> _Short task_
Restate every entry word for word.

> _Input material_

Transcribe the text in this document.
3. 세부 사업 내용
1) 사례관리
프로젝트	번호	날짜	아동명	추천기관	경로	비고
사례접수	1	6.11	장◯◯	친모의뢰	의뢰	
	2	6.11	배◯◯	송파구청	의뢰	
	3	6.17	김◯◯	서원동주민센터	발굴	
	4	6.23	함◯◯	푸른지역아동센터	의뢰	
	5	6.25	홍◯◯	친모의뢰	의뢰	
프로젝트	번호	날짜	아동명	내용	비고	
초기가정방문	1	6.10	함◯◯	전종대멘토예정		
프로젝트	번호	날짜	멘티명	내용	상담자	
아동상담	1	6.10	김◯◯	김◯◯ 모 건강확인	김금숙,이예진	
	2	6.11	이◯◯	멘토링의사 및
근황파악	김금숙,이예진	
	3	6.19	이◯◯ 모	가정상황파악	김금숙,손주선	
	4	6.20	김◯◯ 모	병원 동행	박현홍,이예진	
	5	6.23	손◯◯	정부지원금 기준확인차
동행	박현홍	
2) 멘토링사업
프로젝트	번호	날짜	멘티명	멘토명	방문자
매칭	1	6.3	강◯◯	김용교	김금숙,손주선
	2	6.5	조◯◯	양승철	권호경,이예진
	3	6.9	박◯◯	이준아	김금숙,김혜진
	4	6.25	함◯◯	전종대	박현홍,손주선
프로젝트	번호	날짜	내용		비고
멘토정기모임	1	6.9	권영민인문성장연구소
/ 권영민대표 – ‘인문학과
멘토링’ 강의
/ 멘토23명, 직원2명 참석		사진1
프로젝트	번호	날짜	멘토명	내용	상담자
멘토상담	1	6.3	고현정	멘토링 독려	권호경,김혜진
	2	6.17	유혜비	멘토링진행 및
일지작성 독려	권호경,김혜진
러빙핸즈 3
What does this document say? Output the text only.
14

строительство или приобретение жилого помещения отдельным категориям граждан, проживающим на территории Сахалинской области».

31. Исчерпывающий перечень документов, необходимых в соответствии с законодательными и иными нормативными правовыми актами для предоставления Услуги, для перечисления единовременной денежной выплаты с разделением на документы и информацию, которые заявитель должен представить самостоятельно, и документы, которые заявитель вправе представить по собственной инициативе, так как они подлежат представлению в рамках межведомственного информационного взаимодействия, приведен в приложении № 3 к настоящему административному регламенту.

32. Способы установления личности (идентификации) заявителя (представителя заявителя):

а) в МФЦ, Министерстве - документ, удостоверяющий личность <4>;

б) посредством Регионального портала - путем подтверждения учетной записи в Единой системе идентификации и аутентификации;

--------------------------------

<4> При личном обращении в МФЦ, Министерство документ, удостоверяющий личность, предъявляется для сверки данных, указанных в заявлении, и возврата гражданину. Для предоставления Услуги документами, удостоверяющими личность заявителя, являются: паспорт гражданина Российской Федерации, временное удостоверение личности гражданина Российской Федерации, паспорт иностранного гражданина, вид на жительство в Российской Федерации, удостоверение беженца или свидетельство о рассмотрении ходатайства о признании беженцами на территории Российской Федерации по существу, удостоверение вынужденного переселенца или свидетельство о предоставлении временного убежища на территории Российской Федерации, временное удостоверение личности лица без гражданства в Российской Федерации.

> _The result_
Transcribe the text in this document.
3. 세부 사업 내용
1) 사례관리
프로젝트	번호	날짜	아동명	추천기관	경로	비고
사례접수	1	6.11	장◯◯	친모의뢰	의뢰	
	2	6.11	배◯◯	송파구청	의뢰	
	3	6.17	김◯◯	서원동주민센터	발굴	
	4	6.23	함◯◯	푸른지역아동센터	의뢰	
	5	6.25	홍◯◯	친모의뢰	의뢰	
프로젝트	번호	날짜	아동명	내용	비고	
초기가정방문	1	6.10	함◯◯	전종대멘토예정		
프로젝트	번호	날짜	멘티명	내용	상담자	
아동상담	1	6.10	김◯◯	김◯◯ 모 건강확인	김금숙,이예진	
	2	6.11	이◯◯	멘토링의사 및
근황파악	김금숙,이예진	
	3	6.19	이◯◯ 모	가정상황파악	김금숙,손주선	
	4	6.20	김◯◯ 모	병원 동행	박현홍,이예진	
	5	6.23	손◯◯	정부지원금 기준확인차
동행	박현홍	
2) 멘토링사업
프로젝트	번호	날짜	멘티명	멘토명	방문자
매칭	1	6.3	강◯◯	김용교	김금숙,손주선
	2	6.5	조◯◯	양승철	권호경,이예진
	3	6.9	박◯◯	이준아	김금숙,김혜진
	4	6.25	함◯◯	전종대	박현홍,손주선
프로젝트	번호	날짜	내용		비고
멘토정기모임	1	6.9	권영민인문성장연구소
/ 권영민대표 – ‘인문학과
멘토링’ 강의
/ 멘토23명, 직원2명 참석		사진1
프로젝트	번호	날짜	멘토명	내용	상담자
멘토상담	1	6.3	고현정	멘토링 독려	권호경,김혜진
	2	6.17	유혜비	멘토링진행 및
일지작성 독려	권호경,김혜진
러빙핸즈 3
What does this document say? Output the text only.
14

строительство или приобретение жилого помещения отдельным категориям граждан, проживающим на территории Сахалинской области».

31. Исчерпывающий перечень документов, необходимых в соответствии с законодательными и иными нормативными правовыми актами для предоставления Услуги, для перечисления единовременной денежной выплаты с разделением на документы и информацию, которые заявитель должен представить самостоятельно, и документы, которые заявитель вправе представить по собственной инициативе, так как они подлежат представлению в рамках межведомственного информационного взаимодействия, приведен в приложении № 3 к настоящему административному регламенту.

32. Способы установления личности (идентификации) заявителя (представителя заявителя):

а) в МФЦ, Министерстве - документ, удостоверяющий личность <4>;

б) посредством Регионального портала - путем подтверждения учетной записи в Единой системе идентификации и аутентификации;

--------------------------------

<4> При личном обращении в МФЦ, Министерство документ, удостоверяющий личность, предъявляется для сверки данных, указанных в заявлении, и возврата гражданину. Для предоставления Услуги документами, удостоверяющими личность заявителя, являются: паспорт гражданина Российской Федерации, временное удостоверение личности гражданина Российской Федерации, паспорт иностранного гражданина, вид на жительство в Российской Федерации, удостоверение беженца или свидетельство о рассмотрении ходатайства о признании беженцами на территории Российской Федерации по существу, удостоверение вынужденного переселенца или свидетельство о предоставлении временного убежища на территории Российской Федерации, временное удостоверение личности лица без гражданства в Российской Федерации.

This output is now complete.